→ PROBLEM TO WORK ON
Recast each of the records below as a numbered list with one item per line, dropping any blank lines.
● ● ● ● ●
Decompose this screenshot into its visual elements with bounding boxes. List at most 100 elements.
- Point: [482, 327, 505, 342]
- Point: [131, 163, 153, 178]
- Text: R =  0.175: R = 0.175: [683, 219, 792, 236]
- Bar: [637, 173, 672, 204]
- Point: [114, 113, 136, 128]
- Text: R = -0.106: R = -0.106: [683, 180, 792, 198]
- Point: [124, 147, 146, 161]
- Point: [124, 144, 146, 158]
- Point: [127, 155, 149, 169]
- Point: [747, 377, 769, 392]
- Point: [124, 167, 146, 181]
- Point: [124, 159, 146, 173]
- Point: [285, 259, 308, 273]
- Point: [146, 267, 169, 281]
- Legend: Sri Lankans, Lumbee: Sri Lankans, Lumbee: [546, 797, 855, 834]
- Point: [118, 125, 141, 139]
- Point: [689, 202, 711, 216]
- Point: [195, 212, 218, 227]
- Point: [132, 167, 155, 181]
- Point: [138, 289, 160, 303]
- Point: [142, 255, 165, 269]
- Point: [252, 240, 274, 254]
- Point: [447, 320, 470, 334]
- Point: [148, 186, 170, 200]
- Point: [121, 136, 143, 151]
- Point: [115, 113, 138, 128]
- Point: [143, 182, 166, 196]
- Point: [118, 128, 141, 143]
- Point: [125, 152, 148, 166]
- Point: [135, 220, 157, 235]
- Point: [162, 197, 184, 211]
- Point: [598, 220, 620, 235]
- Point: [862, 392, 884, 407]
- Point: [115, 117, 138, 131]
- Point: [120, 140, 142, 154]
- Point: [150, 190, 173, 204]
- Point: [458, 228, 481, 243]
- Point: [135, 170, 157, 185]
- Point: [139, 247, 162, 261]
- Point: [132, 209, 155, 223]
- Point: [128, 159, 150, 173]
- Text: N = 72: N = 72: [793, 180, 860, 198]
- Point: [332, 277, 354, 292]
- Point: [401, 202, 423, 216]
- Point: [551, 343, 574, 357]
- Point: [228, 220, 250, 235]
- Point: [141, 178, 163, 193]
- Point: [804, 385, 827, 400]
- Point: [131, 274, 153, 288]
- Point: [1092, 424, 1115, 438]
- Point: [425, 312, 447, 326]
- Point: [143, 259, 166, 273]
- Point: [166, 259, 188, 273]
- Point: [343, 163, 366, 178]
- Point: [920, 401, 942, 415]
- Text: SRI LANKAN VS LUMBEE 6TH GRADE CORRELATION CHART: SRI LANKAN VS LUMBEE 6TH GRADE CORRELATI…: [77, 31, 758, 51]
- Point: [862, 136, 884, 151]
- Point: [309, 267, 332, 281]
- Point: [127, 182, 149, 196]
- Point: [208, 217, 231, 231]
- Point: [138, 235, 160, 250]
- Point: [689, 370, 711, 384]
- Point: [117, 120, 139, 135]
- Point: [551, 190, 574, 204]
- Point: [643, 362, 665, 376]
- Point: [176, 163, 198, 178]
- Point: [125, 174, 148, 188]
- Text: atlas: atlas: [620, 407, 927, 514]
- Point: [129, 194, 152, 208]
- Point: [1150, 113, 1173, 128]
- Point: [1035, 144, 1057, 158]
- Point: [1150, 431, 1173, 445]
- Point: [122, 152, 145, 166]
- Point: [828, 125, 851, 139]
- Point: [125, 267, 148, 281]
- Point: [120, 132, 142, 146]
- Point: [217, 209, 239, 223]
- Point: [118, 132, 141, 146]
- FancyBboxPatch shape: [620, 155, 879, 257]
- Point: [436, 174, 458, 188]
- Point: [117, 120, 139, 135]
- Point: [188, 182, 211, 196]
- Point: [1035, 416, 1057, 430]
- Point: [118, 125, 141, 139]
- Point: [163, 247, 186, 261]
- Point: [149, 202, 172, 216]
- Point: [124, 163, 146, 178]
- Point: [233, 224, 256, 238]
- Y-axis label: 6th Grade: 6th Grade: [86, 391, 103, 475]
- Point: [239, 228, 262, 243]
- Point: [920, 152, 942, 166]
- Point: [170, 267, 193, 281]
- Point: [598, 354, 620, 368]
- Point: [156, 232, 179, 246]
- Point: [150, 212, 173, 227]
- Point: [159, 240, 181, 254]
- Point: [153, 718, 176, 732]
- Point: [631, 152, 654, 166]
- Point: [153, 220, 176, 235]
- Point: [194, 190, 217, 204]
● ● ● ● ●
→ SOLUTION TO THE EXERCISE
1. Decompose this screenshot into its visual elements with bounding boxes. List at most 100 elements.
2. - Point: [482, 327, 505, 342]
3. - Point: [131, 163, 153, 178]
4. - Text: R =  0.175: R = 0.175: [683, 219, 792, 236]
5. - Bar: [637, 173, 672, 204]
6. - Point: [114, 113, 136, 128]
7. - Text: R = -0.106: R = -0.106: [683, 180, 792, 198]
8. - Point: [124, 147, 146, 161]
9. - Point: [124, 144, 146, 158]
10. - Point: [127, 155, 149, 169]
11. - Point: [747, 377, 769, 392]
12. - Point: [124, 167, 146, 181]
13. - Point: [124, 159, 146, 173]
14. - Point: [285, 259, 308, 273]
15. - Point: [146, 267, 169, 281]
16. - Legend: Sri Lankans, Lumbee: Sri Lankans, Lumbee: [546, 797, 855, 834]
17. - Point: [118, 125, 141, 139]
18. - Point: [689, 202, 711, 216]
19. - Point: [195, 212, 218, 227]
20. - Point: [132, 167, 155, 181]
21. - Point: [138, 289, 160, 303]
22. - Point: [142, 255, 165, 269]
23. - Point: [252, 240, 274, 254]
24. - Point: [447, 320, 470, 334]
25. - Point: [148, 186, 170, 200]
26. - Point: [121, 136, 143, 151]
27. - Point: [115, 113, 138, 128]
28. - Point: [143, 182, 166, 196]
29. - Point: [118, 128, 141, 143]
30. - Point: [125, 152, 148, 166]
31. - Point: [135, 220, 157, 235]
32. - Point: [162, 197, 184, 211]
33. - Point: [598, 220, 620, 235]
34. - Point: [862, 392, 884, 407]
35. - Point: [115, 117, 138, 131]
36. - Point: [120, 140, 142, 154]
37. - Point: [150, 190, 173, 204]
38. - Point: [458, 228, 481, 243]
39. - Point: [135, 170, 157, 185]
40. - Point: [139, 247, 162, 261]
41. - Point: [132, 209, 155, 223]
42. - Point: [128, 159, 150, 173]
43. - Text: N = 72: N = 72: [793, 180, 860, 198]
44. - Point: [332, 277, 354, 292]
45. - Point: [401, 202, 423, 216]
46. - Point: [551, 343, 574, 357]
47. - Point: [228, 220, 250, 235]
48. - Point: [141, 178, 163, 193]
49. - Point: [804, 385, 827, 400]
50. - Point: [131, 274, 153, 288]
51. - Point: [1092, 424, 1115, 438]
52. - Point: [425, 312, 447, 326]
53. - Point: [143, 259, 166, 273]
54. - Point: [166, 259, 188, 273]
55. - Point: [343, 163, 366, 178]
56. - Point: [920, 401, 942, 415]
57. - Text: SRI LANKAN VS LUMBEE 6TH GRADE CORRELATION CHART: SRI LANKAN VS LUMBEE 6TH GRADE CORRELATI…: [77, 31, 758, 51]
58. - Point: [862, 136, 884, 151]
59. - Point: [309, 267, 332, 281]
60. - Point: [127, 182, 149, 196]
61. - Point: [208, 217, 231, 231]
62. - Point: [138, 235, 160, 250]
63. - Point: [689, 370, 711, 384]
64. - Point: [117, 120, 139, 135]
65. - Point: [551, 190, 574, 204]
66. - Point: [643, 362, 665, 376]
67. - Point: [176, 163, 198, 178]
68. - Point: [125, 174, 148, 188]
69. - Text: atlas: atlas: [620, 407, 927, 514]
70. - Point: [129, 194, 152, 208]
71. - Point: [1150, 113, 1173, 128]
72. - Point: [1035, 144, 1057, 158]
73. - Point: [1150, 431, 1173, 445]
74. - Point: [122, 152, 145, 166]
75. - Point: [828, 125, 851, 139]
76. - Point: [125, 267, 148, 281]
77. - Point: [120, 132, 142, 146]
78. - Point: [217, 209, 239, 223]
79. - Point: [118, 132, 141, 146]
80. - FancyBboxPatch shape: [620, 155, 879, 257]
81. - Point: [436, 174, 458, 188]
82. - Point: [117, 120, 139, 135]
83. - Point: [188, 182, 211, 196]
84. - Point: [1035, 416, 1057, 430]
85. - Point: [118, 125, 141, 139]
86. - Point: [163, 247, 186, 261]
87. - Point: [149, 202, 172, 216]
88. - Point: [124, 163, 146, 178]
89. - Point: [233, 224, 256, 238]
90. - Y-axis label: 6th Grade: 6th Grade: [86, 391, 103, 475]
91. - Point: [239, 228, 262, 243]
92. - Point: [920, 152, 942, 166]
93. - Point: [170, 267, 193, 281]
94. - Point: [598, 354, 620, 368]
95. - Point: [156, 232, 179, 246]
96. - Point: [150, 212, 173, 227]
97. - Point: [159, 240, 181, 254]
98. - Point: [153, 718, 176, 732]
99. - Point: [631, 152, 654, 166]
100. - Point: [153, 220, 176, 235]
101. - Point: [194, 190, 217, 204]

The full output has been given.